# TO DO:
Select all lines in the records that include "сечения".

# MATERIAL SHOWN:
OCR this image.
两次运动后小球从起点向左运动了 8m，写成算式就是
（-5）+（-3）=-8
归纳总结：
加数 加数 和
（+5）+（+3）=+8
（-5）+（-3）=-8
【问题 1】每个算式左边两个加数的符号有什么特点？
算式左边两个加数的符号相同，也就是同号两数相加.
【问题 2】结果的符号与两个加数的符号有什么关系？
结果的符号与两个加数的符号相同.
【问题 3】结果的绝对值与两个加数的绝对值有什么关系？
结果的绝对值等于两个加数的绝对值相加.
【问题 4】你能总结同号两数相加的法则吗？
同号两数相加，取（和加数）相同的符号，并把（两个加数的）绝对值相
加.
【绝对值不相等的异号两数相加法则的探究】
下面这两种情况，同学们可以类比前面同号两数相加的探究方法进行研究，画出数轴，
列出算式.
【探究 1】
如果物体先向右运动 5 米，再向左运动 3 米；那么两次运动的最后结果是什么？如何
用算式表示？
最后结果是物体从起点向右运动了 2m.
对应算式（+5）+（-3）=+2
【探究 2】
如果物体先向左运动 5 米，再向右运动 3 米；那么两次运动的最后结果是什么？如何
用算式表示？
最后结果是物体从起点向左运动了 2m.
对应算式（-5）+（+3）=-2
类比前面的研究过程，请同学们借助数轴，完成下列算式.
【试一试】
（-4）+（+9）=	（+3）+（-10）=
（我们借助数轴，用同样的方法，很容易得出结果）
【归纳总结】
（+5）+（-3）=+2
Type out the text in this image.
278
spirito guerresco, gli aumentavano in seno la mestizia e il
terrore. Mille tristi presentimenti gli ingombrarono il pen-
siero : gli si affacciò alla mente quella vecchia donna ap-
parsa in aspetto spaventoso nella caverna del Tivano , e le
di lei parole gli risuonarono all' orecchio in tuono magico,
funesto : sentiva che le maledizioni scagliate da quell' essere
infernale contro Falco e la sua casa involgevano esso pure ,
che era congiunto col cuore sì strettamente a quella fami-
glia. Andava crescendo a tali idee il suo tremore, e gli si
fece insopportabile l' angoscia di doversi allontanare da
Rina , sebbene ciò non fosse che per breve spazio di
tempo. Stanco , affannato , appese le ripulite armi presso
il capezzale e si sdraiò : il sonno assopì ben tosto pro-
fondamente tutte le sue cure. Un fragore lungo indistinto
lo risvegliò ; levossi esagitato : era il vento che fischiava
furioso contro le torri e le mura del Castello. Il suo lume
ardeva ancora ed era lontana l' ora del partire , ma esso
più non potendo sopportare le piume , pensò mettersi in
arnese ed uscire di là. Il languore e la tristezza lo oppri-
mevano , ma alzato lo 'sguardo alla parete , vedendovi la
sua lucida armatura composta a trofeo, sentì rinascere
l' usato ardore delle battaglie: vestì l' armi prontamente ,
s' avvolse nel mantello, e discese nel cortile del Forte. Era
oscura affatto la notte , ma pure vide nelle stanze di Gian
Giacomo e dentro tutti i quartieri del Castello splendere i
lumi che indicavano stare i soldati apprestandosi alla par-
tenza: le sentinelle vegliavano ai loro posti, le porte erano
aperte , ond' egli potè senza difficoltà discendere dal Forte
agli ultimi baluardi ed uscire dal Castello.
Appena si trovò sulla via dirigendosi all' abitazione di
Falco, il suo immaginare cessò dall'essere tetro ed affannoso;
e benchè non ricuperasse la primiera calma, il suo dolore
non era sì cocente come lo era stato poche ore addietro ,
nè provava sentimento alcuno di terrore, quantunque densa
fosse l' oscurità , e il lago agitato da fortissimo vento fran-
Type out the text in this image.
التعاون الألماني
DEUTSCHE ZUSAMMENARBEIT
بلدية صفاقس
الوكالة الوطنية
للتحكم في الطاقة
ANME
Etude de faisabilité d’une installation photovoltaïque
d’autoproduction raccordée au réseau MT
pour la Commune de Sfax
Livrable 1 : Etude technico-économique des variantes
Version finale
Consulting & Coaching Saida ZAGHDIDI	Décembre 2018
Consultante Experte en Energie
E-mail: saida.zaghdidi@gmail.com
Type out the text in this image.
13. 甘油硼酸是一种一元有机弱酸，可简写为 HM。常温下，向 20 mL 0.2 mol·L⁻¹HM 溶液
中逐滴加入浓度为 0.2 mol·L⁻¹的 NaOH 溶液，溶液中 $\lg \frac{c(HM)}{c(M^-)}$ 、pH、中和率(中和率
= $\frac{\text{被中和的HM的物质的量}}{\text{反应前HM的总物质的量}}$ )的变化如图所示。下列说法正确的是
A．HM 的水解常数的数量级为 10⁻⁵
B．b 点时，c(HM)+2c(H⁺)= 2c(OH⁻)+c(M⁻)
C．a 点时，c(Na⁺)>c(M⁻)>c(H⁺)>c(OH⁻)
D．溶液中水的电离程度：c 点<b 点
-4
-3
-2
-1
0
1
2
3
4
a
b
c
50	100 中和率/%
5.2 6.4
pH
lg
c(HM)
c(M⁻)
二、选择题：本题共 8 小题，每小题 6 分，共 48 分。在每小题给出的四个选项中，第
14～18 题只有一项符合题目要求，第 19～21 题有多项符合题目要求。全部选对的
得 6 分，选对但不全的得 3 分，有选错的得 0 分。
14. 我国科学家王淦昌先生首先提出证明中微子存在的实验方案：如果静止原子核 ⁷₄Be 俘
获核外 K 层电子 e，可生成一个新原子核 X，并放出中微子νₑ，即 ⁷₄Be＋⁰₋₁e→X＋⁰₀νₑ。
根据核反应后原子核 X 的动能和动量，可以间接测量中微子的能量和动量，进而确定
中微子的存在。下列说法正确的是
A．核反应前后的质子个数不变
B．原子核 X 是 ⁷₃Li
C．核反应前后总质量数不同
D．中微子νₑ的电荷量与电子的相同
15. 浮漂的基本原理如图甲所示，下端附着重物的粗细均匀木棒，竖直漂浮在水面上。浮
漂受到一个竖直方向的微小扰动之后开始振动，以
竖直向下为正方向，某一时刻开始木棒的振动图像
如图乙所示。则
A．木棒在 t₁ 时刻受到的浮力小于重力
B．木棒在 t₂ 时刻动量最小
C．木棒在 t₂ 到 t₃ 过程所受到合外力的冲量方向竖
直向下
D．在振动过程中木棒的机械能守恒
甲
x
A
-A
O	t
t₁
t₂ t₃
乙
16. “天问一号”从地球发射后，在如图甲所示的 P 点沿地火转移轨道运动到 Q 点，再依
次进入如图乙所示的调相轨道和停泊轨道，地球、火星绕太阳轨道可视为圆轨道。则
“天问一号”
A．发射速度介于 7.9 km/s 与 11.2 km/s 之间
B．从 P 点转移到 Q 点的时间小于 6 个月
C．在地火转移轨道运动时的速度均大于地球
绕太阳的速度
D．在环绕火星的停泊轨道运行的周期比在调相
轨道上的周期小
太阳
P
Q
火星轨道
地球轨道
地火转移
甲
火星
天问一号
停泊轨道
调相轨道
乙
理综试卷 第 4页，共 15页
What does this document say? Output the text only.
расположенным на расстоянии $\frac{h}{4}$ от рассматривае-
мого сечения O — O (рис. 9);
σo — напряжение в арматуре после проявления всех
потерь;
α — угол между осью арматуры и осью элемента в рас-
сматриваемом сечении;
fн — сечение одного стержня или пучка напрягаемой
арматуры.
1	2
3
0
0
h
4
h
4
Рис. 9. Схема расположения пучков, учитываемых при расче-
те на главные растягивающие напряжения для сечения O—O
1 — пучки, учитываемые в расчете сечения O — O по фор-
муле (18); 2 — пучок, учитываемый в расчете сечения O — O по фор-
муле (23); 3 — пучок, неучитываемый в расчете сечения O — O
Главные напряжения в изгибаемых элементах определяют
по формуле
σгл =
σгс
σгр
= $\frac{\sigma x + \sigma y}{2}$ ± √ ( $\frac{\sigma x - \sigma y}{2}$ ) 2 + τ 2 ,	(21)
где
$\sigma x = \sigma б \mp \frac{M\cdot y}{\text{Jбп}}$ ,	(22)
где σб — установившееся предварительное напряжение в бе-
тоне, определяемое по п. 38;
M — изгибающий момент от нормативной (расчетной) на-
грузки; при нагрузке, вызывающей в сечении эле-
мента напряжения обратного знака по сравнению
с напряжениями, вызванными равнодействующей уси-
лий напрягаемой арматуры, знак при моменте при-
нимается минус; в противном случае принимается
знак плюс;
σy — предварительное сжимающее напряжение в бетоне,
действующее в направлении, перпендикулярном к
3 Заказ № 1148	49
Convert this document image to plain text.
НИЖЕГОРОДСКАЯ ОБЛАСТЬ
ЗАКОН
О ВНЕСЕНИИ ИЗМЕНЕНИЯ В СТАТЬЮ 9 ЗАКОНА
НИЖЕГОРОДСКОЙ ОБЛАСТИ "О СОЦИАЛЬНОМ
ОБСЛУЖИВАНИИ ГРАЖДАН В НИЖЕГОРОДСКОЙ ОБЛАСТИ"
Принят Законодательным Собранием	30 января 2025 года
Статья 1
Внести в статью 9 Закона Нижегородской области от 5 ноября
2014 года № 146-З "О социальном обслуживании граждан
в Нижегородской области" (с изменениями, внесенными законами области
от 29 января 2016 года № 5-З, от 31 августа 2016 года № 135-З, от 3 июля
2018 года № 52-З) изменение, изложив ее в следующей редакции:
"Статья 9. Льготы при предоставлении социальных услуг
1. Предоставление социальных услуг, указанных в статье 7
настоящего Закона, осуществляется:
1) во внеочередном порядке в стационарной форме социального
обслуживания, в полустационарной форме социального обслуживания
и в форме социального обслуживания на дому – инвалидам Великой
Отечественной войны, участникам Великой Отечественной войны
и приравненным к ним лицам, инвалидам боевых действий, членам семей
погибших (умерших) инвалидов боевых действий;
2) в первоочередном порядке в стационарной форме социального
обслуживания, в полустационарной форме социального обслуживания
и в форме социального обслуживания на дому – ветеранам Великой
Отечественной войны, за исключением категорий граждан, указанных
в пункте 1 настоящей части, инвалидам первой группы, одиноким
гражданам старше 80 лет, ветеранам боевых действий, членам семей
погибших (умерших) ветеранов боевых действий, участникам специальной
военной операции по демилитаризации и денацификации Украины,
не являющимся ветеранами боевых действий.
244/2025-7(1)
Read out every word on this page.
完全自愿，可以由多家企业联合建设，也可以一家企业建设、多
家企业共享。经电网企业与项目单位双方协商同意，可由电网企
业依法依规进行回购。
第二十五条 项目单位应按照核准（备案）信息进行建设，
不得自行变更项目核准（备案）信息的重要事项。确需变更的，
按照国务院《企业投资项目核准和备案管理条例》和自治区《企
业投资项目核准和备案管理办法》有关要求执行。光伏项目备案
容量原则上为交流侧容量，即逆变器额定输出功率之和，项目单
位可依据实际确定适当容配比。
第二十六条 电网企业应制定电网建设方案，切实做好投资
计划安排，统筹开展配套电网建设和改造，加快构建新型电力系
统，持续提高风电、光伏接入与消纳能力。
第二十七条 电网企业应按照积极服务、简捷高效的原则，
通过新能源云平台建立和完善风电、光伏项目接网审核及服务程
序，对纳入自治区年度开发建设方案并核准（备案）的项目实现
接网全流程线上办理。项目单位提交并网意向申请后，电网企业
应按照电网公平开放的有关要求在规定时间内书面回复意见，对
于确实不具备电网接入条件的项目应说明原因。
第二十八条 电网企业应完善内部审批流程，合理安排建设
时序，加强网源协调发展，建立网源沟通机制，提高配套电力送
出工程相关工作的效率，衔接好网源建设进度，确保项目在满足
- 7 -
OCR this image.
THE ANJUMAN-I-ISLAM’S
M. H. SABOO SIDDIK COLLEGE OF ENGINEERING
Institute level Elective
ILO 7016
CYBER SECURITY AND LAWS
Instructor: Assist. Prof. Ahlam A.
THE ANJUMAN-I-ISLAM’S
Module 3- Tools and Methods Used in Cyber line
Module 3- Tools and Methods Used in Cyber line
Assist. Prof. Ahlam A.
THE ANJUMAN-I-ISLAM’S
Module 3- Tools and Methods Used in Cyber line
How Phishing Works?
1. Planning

# ANSWER TO THE EXERCISE:
мого сечения O — O (рис. 9);
те на главные растягивающие напряжения для сечения O—O
1 — пучки, учитываемые в расчете сечения O — O по фор-
муле (18); 2 — пучок, учитываемый в расчете сечения O — O по фор-
муле (23); 3 — пучок, неучитываемый в расчете сечения O — O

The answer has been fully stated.